Dataset records:
────────────────────────────────────────
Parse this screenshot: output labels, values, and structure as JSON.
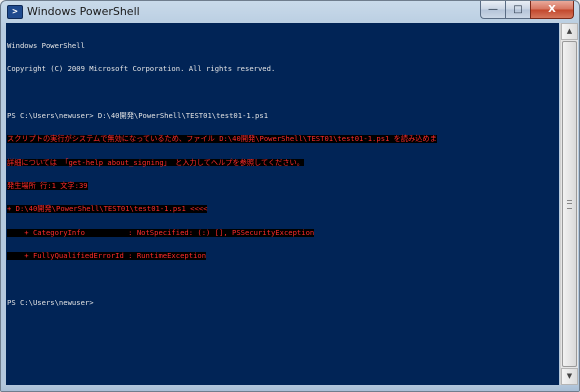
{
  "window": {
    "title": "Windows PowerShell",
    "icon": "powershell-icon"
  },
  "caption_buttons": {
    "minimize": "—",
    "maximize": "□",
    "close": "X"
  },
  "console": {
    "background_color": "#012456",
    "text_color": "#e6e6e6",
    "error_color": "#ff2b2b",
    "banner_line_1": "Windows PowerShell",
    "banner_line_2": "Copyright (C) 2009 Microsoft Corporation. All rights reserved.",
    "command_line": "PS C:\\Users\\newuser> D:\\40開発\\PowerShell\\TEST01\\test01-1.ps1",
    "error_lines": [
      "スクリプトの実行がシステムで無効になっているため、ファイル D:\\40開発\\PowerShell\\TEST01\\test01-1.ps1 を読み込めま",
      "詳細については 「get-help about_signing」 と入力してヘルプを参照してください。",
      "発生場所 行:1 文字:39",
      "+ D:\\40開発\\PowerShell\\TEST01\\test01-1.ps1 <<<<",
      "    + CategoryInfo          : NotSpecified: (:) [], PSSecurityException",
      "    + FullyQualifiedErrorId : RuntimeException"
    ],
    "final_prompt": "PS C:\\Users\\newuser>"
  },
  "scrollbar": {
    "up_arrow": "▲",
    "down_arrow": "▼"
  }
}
────────────────────────────────────────
• [Request]: Using the listing, say how many lines include the word "Users", and add nothing else.

• [Written reply]: 2